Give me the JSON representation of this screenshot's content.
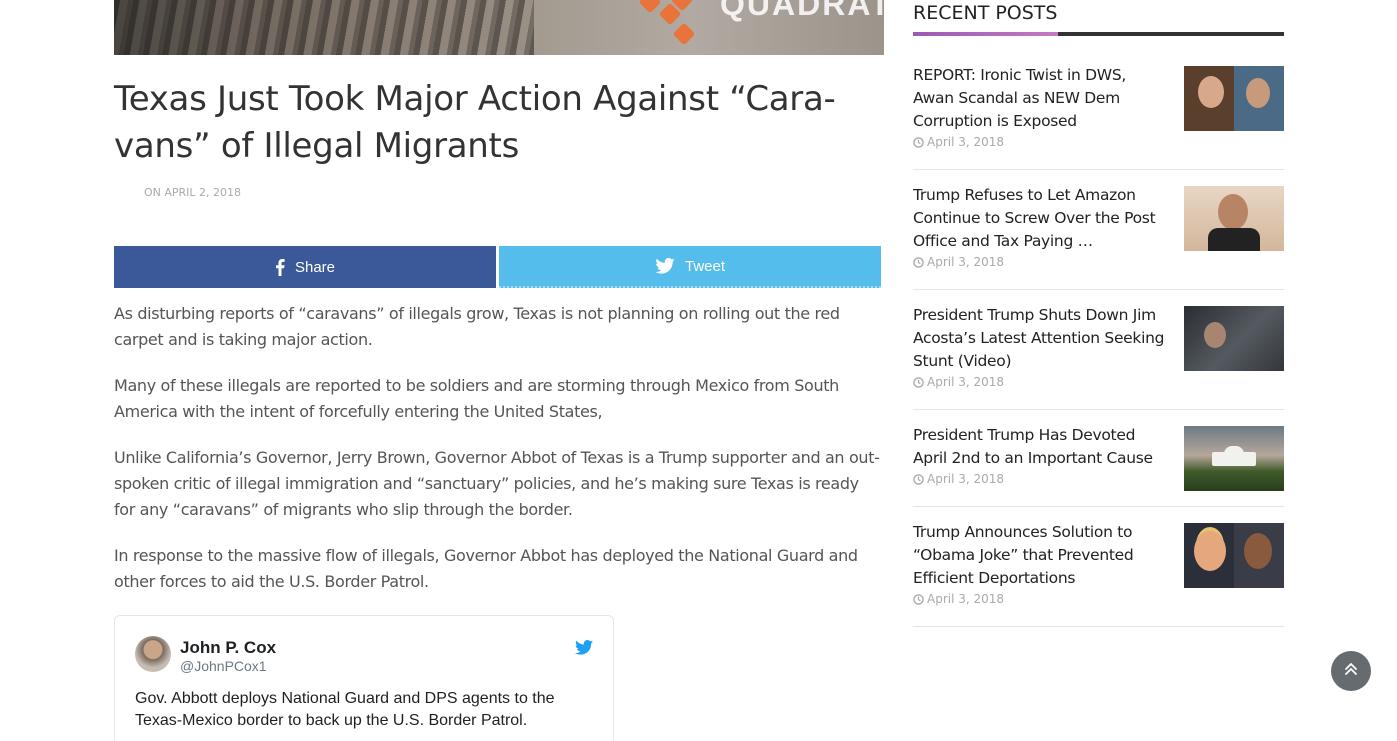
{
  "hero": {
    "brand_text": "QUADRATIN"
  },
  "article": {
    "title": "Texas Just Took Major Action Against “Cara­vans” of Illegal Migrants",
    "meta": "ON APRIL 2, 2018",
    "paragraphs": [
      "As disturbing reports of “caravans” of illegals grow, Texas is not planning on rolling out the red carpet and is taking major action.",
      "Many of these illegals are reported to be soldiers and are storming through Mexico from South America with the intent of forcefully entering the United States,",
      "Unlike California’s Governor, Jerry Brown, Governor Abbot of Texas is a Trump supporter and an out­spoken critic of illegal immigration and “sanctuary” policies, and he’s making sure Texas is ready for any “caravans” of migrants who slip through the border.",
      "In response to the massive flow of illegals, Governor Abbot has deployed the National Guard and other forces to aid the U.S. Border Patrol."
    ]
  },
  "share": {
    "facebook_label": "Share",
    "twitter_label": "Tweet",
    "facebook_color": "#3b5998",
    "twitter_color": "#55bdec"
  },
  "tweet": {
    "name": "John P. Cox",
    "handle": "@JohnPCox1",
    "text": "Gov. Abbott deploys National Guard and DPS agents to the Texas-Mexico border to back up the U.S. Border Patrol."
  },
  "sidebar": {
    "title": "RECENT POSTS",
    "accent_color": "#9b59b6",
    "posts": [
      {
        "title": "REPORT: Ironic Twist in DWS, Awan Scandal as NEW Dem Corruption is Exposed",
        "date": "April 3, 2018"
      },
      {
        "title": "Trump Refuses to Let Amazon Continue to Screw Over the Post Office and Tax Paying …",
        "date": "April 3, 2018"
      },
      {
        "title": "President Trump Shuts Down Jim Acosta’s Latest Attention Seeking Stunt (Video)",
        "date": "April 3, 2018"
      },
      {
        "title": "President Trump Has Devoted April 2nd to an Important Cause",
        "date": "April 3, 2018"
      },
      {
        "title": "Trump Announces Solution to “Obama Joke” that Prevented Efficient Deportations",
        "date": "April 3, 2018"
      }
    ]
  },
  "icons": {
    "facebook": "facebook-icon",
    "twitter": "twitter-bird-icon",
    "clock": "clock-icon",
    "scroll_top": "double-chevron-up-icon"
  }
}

★ ★ ★

What to do -
Consider the entries above and return each line with the string "National".

Result for this task -
      "In response to the massive flow of illegals, Governor Abbot has deployed the National Guard and other forces to aid the U.S. Border Patrol."
    "text": "Gov. Abbott deploys National Guard and DPS agents to the Texas-Mexico border to back up the U.S. Border Patrol."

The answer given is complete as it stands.